*INFORMATION GIVEN*:

● ● ● ● ● ● ●

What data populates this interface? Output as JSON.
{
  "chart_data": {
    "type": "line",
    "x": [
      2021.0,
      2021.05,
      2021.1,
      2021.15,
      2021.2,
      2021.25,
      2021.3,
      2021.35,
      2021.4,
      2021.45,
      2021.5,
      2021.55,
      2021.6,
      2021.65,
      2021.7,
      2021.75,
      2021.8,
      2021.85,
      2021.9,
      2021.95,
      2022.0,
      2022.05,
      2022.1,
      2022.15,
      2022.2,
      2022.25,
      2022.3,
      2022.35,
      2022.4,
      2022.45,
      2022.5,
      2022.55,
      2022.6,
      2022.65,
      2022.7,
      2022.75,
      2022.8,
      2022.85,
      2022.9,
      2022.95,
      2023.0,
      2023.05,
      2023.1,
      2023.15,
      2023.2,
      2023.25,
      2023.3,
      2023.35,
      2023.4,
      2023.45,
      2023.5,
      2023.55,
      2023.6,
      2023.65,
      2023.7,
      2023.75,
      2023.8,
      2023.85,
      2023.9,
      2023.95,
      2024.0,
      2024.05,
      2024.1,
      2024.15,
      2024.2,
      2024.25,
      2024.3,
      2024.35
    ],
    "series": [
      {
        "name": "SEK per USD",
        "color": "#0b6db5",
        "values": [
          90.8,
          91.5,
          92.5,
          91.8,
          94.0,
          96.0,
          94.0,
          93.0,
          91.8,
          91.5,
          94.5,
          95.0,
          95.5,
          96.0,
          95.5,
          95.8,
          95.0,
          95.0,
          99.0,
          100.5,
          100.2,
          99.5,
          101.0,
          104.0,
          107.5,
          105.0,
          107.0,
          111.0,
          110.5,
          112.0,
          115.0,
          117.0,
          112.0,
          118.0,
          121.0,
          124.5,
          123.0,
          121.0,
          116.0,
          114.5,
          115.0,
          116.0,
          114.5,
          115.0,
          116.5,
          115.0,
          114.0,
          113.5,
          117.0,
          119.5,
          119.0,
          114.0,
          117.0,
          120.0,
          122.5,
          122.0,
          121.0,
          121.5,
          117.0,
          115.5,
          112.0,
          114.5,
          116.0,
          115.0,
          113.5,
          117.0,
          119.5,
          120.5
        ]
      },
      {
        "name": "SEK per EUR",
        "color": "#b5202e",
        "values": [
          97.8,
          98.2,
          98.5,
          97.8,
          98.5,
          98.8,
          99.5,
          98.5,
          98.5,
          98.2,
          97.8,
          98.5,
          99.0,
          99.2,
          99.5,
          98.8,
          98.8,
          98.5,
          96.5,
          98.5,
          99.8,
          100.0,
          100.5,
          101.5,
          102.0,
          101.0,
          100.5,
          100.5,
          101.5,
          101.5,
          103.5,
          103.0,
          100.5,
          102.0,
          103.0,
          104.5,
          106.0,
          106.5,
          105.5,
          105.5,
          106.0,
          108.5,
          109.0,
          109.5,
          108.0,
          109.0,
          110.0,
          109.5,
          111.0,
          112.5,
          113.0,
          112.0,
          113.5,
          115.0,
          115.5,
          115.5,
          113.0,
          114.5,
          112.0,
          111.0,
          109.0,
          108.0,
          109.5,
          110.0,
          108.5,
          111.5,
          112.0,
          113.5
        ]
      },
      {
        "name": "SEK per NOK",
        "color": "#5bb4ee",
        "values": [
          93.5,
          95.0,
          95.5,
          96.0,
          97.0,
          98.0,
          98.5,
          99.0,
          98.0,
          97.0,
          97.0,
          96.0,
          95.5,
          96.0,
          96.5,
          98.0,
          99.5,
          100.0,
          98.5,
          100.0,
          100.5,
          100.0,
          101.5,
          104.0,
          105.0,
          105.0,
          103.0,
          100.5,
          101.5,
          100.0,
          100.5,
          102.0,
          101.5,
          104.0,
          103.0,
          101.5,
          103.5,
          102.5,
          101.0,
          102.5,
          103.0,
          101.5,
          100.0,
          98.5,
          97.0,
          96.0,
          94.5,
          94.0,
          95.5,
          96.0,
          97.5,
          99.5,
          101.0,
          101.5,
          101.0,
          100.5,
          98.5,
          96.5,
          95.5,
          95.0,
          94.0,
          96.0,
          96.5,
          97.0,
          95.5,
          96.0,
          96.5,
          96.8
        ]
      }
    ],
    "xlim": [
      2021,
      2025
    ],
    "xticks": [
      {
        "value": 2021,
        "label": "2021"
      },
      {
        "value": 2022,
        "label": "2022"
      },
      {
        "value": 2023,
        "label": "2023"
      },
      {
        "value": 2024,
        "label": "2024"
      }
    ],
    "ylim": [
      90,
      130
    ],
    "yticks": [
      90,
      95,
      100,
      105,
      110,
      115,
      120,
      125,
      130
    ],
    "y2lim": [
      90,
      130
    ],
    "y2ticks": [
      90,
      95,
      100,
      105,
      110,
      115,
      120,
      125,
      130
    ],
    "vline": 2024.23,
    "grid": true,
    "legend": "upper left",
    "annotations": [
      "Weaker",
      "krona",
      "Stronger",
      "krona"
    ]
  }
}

● ● ● ● ● ● ●

Go through the material above line by line and copy it exactly.

What data populates this interface? Output as JSON.
{
  "chart_data": {
    "type": "line",
    "x": [
      2021.0,
      2021.05,
      2021.1,
      2021.15,
      2021.2,
      2021.25,
      2021.3,
      2021.35,
      2021.4,
      2021.45,
      2021.5,
      2021.55,
      2021.6,
      2021.65,
      2021.7,
      2021.75,
      2021.8,
      2021.85,
      2021.9,
      2021.95,
      2022.0,
      2022.05,
      2022.1,
      2022.15,
      2022.2,
      2022.25,
      2022.3,
      2022.35,
      2022.4,
      2022.45,
      2022.5,
      2022.55,
      2022.6,
      2022.65,
      2022.7,
      2022.75,
      2022.8,
      2022.85,
      2022.9,
      2022.95,
      2023.0,
      2023.05,
      2023.1,
      2023.15,
      2023.2,
      2023.25,
      2023.3,
      2023.35,
      2023.4,
      2023.45,
      2023.5,
      2023.55,
      2023.6,
      2023.65,
      2023.7,
      2023.75,
      2023.8,
      2023.85,
      2023.9,
      2023.95,
      2024.0,
      2024.05,
      2024.1,
      2024.15,
      2024.2,
      2024.25,
      2024.3,
      2024.35
    ],
    "series": [
      {
        "name": "SEK per USD",
        "color": "#0b6db5",
        "values": [
          90.8,
          91.5,
          92.5,
          91.8,
          94.0,
          96.0,
          94.0,
          93.0,
          91.8,
          91.5,
          94.5,
          95.0,
          95.5,
          96.0,
          95.5,
          95.8,
          95.0,
          95.0,
          99.0,
          100.5,
          100.2,
          99.5,
          101.0,
          104.0,
          107.5,
          105.0,
          107.0,
          111.0,
          110.5,
          112.0,
          115.0,
          117.0,
          112.0,
          118.0,
          121.0,
          124.5,
          123.0,
          121.0,
          116.0,
          114.5,
          115.0,
          116.0,
          114.5,
          115.0,
          116.5,
          115.0,
          114.0,
          113.5,
          117.0,
          119.5,
          119.0,
          114.0,
          117.0,
          120.0,
          122.5,
          122.0,
          121.0,
          121.5,
          117.0,
          115.5,
          112.0,
          114.5,
          116.0,
          115.0,
          113.5,
          117.0,
          119.5,
          120.5
        ]
      },
      {
        "name": "SEK per EUR",
        "color": "#b5202e",
        "values": [
          97.8,
          98.2,
          98.5,
          97.8,
          98.5,
          98.8,
          99.5,
          98.5,
          98.5,
          98.2,
          97.8,
          98.5,
          99.0,
          99.2,
          99.5,
          98.8,
          98.8,
          98.5,
          96.5,
          98.5,
          99.8,
          100.0,
          100.5,
          101.5,
          102.0,
          101.0,
          100.5,
          100.5,
          101.5,
          101.5,
          103.5,
          103.0,
          100.5,
          102.0,
          103.0,
          104.5,
          106.0,
          106.5,
          105.5,
          105.5,
          106.0,
          108.5,
          109.0,
          109.5,
          108.0,
          109.0,
          110.0,
          109.5,
          111.0,
          112.5,
          113.0,
          112.0,
          113.5,
          115.0,
          115.5,
          115.5,
          113.0,
          114.5,
          112.0,
          111.0,
          109.0,
          108.0,
          109.5,
          110.0,
          108.5,
          111.5,
          112.0,
          113.5
        ]
      },
      {
        "name": "SEK per NOK",
        "color": "#5bb4ee",
        "values": [
          93.5,
          95.0,
          95.5,
          96.0,
          97.0,
          98.0,
          98.5,
          99.0,
          98.0,
          97.0,
          97.0,
          96.0,
          95.5,
          96.0,
          96.5,
          98.0,
          99.5,
          100.0,
          98.5,
          100.0,
          100.5,
          100.0,
          101.5,
          104.0,
          105.0,
          105.0,
          103.0,
          100.5,
          101.5,
          100.0,
          100.5,
          102.0,
          101.5,
          104.0,
          103.0,
          101.5,
          103.5,
          102.5,
          101.0,
          102.5,
          103.0,
          101.5,
          100.0,
          98.5,
          97.0,
          96.0,
          94.5,
          94.0,
          95.5,
          96.0,
          97.5,
          99.5,
          101.0,
          101.5,
          101.0,
          100.5,
          98.5,
          96.5,
          95.5,
          95.0,
          94.0,
          96.0,
          96.5,
          97.0,
          95.5,
          96.0,
          96.5,
          96.8
        ]
      }
    ],
    "xlim": [
      2021,
      2025
    ],
    "xticks": [
      {
        "value": 2021,
        "label": "2021"
      },
      {
        "value": 2022,
        "label": "2022"
      },
      {
        "value": 2023,
        "label": "2023"
      },
      {
        "value": 2024,
        "label": "2024"
      }
    ],
    "ylim": [
      90,
      130
    ],
    "yticks": [
      90,
      95,
      100,
      105,
      110,
      115,
      120,
      125,
      130
    ],
    "y2lim": [
      90,
      130
    ],
    "y2ticks": [
      90,
      95,
      100,
      105,
      110,
      115,
      120,
      125,
      130
    ],
    "vline": 2024.23,
    "grid": true,
    "legend": "upper left",
    "annotations": [
      "Weaker",
      "krona",
      "Stronger",
      "krona"
    ]
  }
}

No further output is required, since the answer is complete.